>> start Record excerpts
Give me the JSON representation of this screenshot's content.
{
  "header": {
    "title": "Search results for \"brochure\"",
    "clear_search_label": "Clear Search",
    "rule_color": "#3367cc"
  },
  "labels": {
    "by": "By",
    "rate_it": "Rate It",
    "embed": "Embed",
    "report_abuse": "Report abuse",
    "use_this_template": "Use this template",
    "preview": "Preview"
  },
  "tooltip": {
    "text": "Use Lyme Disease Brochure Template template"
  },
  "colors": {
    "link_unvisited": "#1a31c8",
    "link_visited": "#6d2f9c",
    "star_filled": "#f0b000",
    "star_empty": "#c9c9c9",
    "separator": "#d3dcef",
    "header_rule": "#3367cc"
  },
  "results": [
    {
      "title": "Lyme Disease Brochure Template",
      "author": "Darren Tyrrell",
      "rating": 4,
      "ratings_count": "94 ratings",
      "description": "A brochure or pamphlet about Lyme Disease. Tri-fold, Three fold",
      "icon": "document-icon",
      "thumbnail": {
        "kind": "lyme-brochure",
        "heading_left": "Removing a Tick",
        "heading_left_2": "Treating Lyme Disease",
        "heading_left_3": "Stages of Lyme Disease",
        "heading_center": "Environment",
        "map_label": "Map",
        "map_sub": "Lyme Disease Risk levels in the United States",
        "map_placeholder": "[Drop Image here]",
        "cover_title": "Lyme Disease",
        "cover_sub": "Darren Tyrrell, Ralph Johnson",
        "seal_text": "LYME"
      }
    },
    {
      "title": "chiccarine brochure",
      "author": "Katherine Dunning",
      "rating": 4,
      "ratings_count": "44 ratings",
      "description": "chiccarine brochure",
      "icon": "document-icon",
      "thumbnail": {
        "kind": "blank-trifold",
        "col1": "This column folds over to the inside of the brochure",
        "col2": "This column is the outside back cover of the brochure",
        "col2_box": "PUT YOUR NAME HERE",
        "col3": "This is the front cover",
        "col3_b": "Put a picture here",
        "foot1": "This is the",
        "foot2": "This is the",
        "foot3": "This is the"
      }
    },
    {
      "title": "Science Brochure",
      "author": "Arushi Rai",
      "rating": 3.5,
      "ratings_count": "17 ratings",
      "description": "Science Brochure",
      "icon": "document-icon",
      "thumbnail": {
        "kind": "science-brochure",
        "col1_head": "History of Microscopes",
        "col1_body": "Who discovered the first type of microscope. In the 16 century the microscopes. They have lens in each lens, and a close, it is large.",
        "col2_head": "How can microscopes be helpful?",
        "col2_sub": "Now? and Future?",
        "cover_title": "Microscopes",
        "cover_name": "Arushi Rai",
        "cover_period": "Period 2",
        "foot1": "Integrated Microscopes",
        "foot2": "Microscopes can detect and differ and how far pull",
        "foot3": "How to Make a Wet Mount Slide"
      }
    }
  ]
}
>> end Record excerpts
▶ Instructions for the task
Output the records exactly, including every line.

▶ Output for this task
Give me the JSON representation of this screenshot's content.
{
  "header": {
    "title": "Search results for \"brochure\"",
    "clear_search_label": "Clear Search",
    "rule_color": "#3367cc"
  },
  "labels": {
    "by": "By",
    "rate_it": "Rate It",
    "embed": "Embed",
    "report_abuse": "Report abuse",
    "use_this_template": "Use this template",
    "preview": "Preview"
  },
  "tooltip": {
    "text": "Use Lyme Disease Brochure Template template"
  },
  "colors": {
    "link_unvisited": "#1a31c8",
    "link_visited": "#6d2f9c",
    "star_filled": "#f0b000",
    "star_empty": "#c9c9c9",
    "separator": "#d3dcef",
    "header_rule": "#3367cc"
  },
  "results": [
    {
      "title": "Lyme Disease Brochure Template",
      "author": "Darren Tyrrell",
      "rating": 4,
      "ratings_count": "94 ratings",
      "description": "A brochure or pamphlet about Lyme Disease. Tri-fold, Three fold",
      "icon": "document-icon",
      "thumbnail": {
        "kind": "lyme-brochure",
        "heading_left": "Removing a Tick",
        "heading_left_2": "Treating Lyme Disease",
        "heading_left_3": "Stages of Lyme Disease",
        "heading_center": "Environment",
        "map_label": "Map",
        "map_sub": "Lyme Disease Risk levels in the United States",
        "map_placeholder": "[Drop Image here]",
        "cover_title": "Lyme Disease",
        "cover_sub": "Darren Tyrrell, Ralph Johnson",
        "seal_text": "LYME"
      }
    },
    {
      "title": "chiccarine brochure",
      "author": "Katherine Dunning",
      "rating": 4,
      "ratings_count": "44 ratings",
      "description": "chiccarine brochure",
      "icon": "document-icon",
      "thumbnail": {
        "kind": "blank-trifold",
        "col1": "This column folds over to the inside of the brochure",
        "col2": "This column is the outside back cover of the brochure",
        "col2_box": "PUT YOUR NAME HERE",
        "col3": "This is the front cover",
        "col3_b": "Put a picture here",
        "foot1": "This is the",
        "foot2": "This is the",
        "foot3": "This is the"
      }
    },
    {
      "title": "Science Brochure",
      "author": "Arushi Rai",
      "rating": 3.5,
      "ratings_count": "17 ratings",
      "description": "Science Brochure",
      "icon": "document-icon",
      "thumbnail": {
        "kind": "science-brochure",
        "col1_head": "History of Microscopes",
        "col1_body": "Who discovered the first type of microscope. In the 16 century the microscopes. They have lens in each lens, and a close, it is large.",
        "col2_head": "How can microscopes be helpful?",
        "col2_sub": "Now? and Future?",
        "cover_title": "Microscopes",
        "cover_name": "Arushi Rai",
        "cover_period": "Period 2",
        "foot1": "Integrated Microscopes",
        "foot2": "Microscopes can detect and differ and how far pull",
        "foot3": "How to Make a Wet Mount Slide"
      }
    }
  ]
}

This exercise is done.